Work to complete
Each line containing the word "древнихъ" must be reported.

## Begin Records shown

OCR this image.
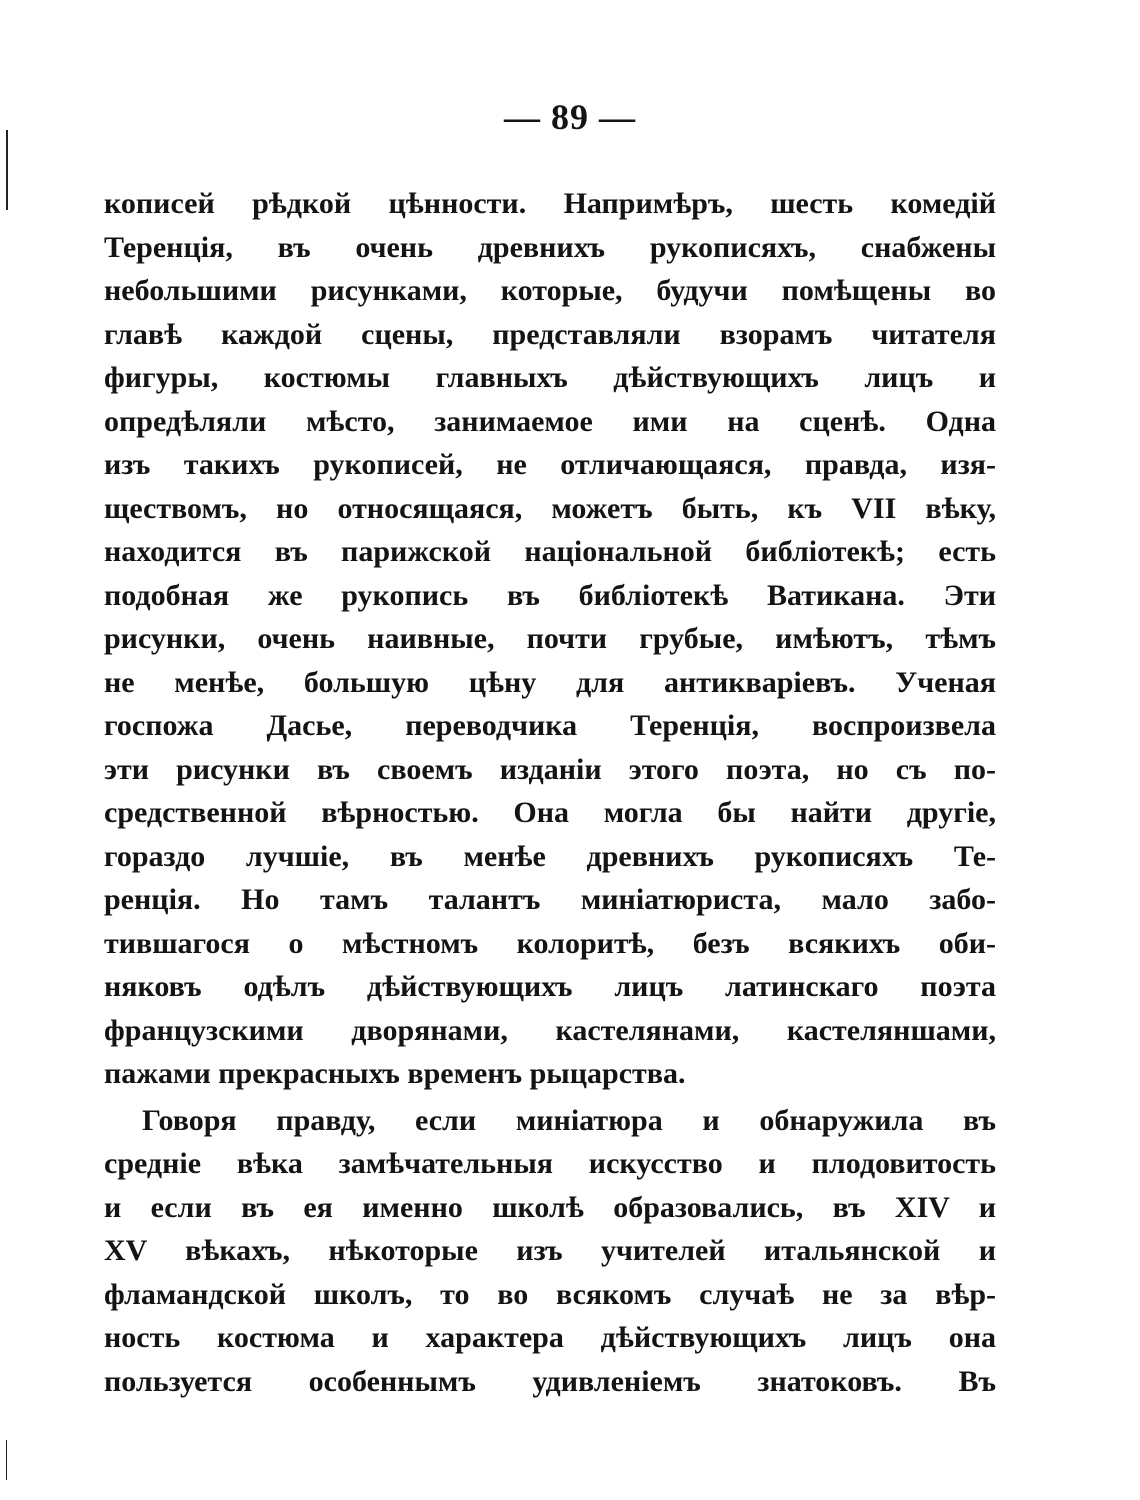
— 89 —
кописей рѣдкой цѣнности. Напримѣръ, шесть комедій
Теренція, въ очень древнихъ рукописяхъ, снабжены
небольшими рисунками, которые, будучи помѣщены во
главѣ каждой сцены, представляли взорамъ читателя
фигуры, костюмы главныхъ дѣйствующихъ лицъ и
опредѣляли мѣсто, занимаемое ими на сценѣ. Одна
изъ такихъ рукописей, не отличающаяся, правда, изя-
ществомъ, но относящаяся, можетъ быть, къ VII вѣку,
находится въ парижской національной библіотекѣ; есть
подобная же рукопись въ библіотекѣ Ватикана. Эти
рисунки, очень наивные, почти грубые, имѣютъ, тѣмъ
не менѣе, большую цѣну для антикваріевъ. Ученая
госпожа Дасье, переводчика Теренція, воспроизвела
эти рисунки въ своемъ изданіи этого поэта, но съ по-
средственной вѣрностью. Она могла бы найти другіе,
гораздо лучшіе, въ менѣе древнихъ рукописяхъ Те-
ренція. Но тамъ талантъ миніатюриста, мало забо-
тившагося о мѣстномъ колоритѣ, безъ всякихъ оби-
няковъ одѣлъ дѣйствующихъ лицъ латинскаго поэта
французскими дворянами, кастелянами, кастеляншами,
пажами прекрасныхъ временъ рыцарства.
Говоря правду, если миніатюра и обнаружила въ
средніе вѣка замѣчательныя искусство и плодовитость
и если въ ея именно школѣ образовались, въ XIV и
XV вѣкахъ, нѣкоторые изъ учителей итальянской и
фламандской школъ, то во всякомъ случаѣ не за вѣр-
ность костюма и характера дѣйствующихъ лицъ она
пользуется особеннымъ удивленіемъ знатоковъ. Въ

## End Records shown
## Begin Records shown

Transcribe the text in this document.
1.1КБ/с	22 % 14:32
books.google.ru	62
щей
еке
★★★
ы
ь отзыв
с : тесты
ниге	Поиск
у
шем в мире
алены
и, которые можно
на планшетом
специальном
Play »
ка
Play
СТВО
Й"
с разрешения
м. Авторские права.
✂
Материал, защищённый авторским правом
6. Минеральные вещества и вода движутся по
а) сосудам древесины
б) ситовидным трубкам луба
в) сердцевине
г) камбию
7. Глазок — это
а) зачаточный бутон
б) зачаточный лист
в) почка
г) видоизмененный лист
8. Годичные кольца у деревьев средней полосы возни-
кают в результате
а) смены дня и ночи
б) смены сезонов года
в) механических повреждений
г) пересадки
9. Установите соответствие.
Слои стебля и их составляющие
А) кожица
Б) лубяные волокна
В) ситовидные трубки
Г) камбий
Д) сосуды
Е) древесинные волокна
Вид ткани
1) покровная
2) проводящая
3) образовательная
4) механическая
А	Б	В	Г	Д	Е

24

## End Records shown

Result of the task
Теренція, въ очень древнихъ рукописяхъ, снабжены
гораздо лучшіе, въ менѣе древнихъ рукописяхъ Те-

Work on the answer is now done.